◆ Exercise
Every record below should be printed exactly as it appears.

◆ Dataset records
++++++++++++++++++++
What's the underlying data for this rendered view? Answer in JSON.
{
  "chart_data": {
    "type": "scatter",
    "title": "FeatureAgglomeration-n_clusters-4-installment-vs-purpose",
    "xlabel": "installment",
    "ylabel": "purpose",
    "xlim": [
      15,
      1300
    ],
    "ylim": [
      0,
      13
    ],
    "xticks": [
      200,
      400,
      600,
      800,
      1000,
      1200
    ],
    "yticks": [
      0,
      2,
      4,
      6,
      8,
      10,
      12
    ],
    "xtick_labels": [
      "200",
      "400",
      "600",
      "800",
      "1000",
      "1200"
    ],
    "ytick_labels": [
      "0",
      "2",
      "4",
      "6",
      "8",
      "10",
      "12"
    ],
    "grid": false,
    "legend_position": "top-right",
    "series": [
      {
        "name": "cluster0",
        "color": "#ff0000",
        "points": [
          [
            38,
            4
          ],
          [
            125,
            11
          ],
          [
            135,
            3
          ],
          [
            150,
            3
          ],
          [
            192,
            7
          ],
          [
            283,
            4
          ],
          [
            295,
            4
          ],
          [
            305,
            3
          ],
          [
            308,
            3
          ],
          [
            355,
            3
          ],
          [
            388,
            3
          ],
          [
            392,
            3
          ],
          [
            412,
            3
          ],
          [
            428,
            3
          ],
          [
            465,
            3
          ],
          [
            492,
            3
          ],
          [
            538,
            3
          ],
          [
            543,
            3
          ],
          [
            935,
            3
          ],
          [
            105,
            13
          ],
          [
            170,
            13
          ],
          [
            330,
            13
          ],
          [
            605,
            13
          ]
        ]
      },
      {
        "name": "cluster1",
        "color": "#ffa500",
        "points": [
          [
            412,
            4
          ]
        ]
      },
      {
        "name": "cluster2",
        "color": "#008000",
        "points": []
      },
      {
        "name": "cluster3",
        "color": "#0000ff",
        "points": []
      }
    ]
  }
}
++++++++++++++++++++
◆ Response to this exercise
What's the underlying data for this rendered view? Answer in JSON.
{
  "chart_data": {
    "type": "scatter",
    "title": "FeatureAgglomeration-n_clusters-4-installment-vs-purpose",
    "xlabel": "installment",
    "ylabel": "purpose",
    "xlim": [
      15,
      1300
    ],
    "ylim": [
      0,
      13
    ],
    "xticks": [
      200,
      400,
      600,
      800,
      1000,
      1200
    ],
    "yticks": [
      0,
      2,
      4,
      6,
      8,
      10,
      12
    ],
    "xtick_labels": [
      "200",
      "400",
      "600",
      "800",
      "1000",
      "1200"
    ],
    "ytick_labels": [
      "0",
      "2",
      "4",
      "6",
      "8",
      "10",
      "12"
    ],
    "grid": false,
    "legend_position": "top-right",
    "series": [
      {
        "name": "cluster0",
        "color": "#ff0000",
        "points": [
          [
            38,
            4
          ],
          [
            125,
            11
          ],
          [
            135,
            3
          ],
          [
            150,
            3
          ],
          [
            192,
            7
          ],
          [
            283,
            4
          ],
          [
            295,
            4
          ],
          [
            305,
            3
          ],
          [
            308,
            3
          ],
          [
            355,
            3
          ],
          [
            388,
            3
          ],
          [
            392,
            3
          ],
          [
            412,
            3
          ],
          [
            428,
            3
          ],
          [
            465,
            3
          ],
          [
            492,
            3
          ],
          [
            538,
            3
          ],
          [
            543,
            3
          ],
          [
            935,
            3
          ],
          [
            105,
            13
          ],
          [
            170,
            13
          ],
          [
            330,
            13
          ],
          [
            605,
            13
          ]
        ]
      },
      {
        "name": "cluster1",
        "color": "#ffa500",
        "points": [
          [
            412,
            4
          ]
        ]
      },
      {
        "name": "cluster2",
        "color": "#008000",
        "points": []
      },
      {
        "name": "cluster3",
        "color": "#0000ff",
        "points": []
      }
    ]
  }
}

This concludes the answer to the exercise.